- WRITTEN EXERCISE:
Copy all the entries below exactly, but not the pictures.

═══ EXCERPTED RECORDS ═══

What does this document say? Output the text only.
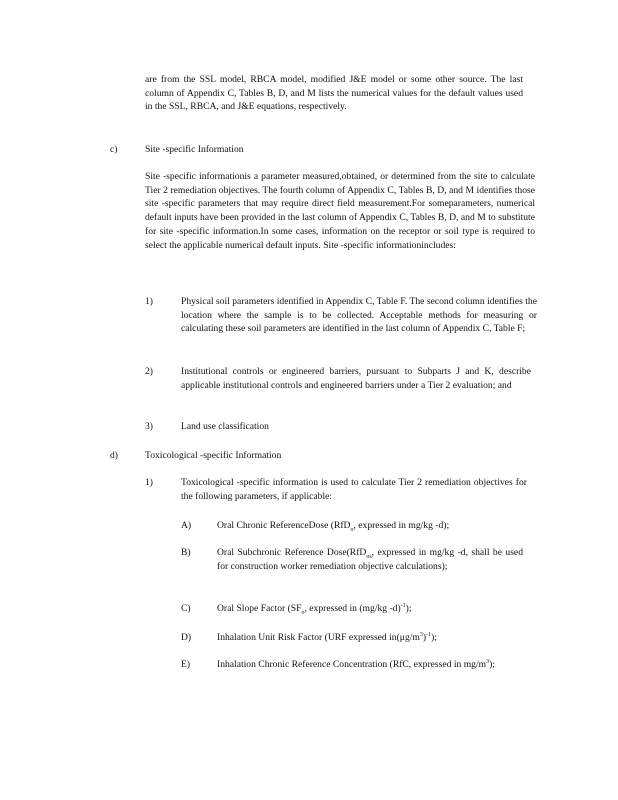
are from the SSL model, RBCA model, modified J&E model or some other source. The last column of Appendix C, Tables B, D, and M lists the numerical values for the default values used in the SSL, RBCA, and J&E equations, respectively.
c)	Site -specific Information
Site -specific informationis a parameter measured,obtained, or determined from the site to calculate Tier 2 remediation objectives. The fourth column of Appendix C, Tables B, D, and M identifies those site -specific parameters that may require direct field measurement.For someparameters, numerical default inputs have been provided in the last column of Appendix C, Tables B, D, and M to substitute for site -specific information.In some cases, information on the receptor or soil type is required to select the applicable numerical default inputs. Site -specific informationincludes:
1)	Physical soil parameters identified in Appendix C, Table F. The second column identifies the location where the sample is to be collected. Acceptable methods for measuring or calculating these soil parameters are identified in the last column of Appendix C, Table F;
2)	Institutional controls or engineered barriers, pursuant to Subparts J and K, describe applicable institutional controls and engineered barriers under a Tier 2 evaluation; and
3)	Land use classification
d)	Toxicological -specific Information
1)	Toxicological -specific information is used to calculate Tier 2 remediation objectives for the following parameters, if applicable:
A)	Oral Chronic ReferenceDose (RfD$_o$, expressed in mg/kg -d);
B)	Oral Subchronic Reference Dose(RfD$_{os}$, expressed in mg/kg -d, shall be used for construction worker remediation objective calculations);
C)	Oral Slope Factor ($SF_o$, expressed in (mg/kg -d)$^{-1}$);
D)	Inhalation Unit Risk Factor (URF expressed $in(\mu g/m^3)^{-1}$);
E)	Inhalation Chronic Reference Concentration (RfC, expressed in $mg/m^3$);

═══

- FINAL RESULT:
What does this document say? Output the text only.
are from the SSL model, RBCA model, modified J&E model or some other source. The last column of Appendix C, Tables B, D, and M lists the numerical values for the default values used in the SSL, RBCA, and J&E equations, respectively.
c)	Site -specific Information
Site -specific informationis a parameter measured,obtained, or determined from the site to calculate Tier 2 remediation objectives. The fourth column of Appendix C, Tables B, D, and M identifies those site -specific parameters that may require direct field measurement.For someparameters, numerical default inputs have been provided in the last column of Appendix C, Tables B, D, and M to substitute for site -specific information.In some cases, information on the receptor or soil type is required to select the applicable numerical default inputs. Site -specific informationincludes:
1)	Physical soil parameters identified in Appendix C, Table F. The second column identifies the location where the sample is to be collected. Acceptable methods for measuring or calculating these soil parameters are identified in the last column of Appendix C, Table F;
2)	Institutional controls or engineered barriers, pursuant to Subparts J and K, describe applicable institutional controls and engineered barriers under a Tier 2 evaluation; and
3)	Land use classification
d)	Toxicological -specific Information
1)	Toxicological -specific information is used to calculate Tier 2 remediation objectives for the following parameters, if applicable:
A)	Oral Chronic ReferenceDose (RfD$_o$, expressed in mg/kg -d);
B)	Oral Subchronic Reference Dose(RfD$_{os}$, expressed in mg/kg -d, shall be used for construction worker remediation objective calculations);
C)	Oral Slope Factor ($SF_o$, expressed in (mg/kg -d)$^{-1}$);
D)	Inhalation Unit Risk Factor (URF expressed $in(\mu g/m^3)^{-1}$);
E)	Inhalation Chronic Reference Concentration (RfC, expressed in $mg/m^3$);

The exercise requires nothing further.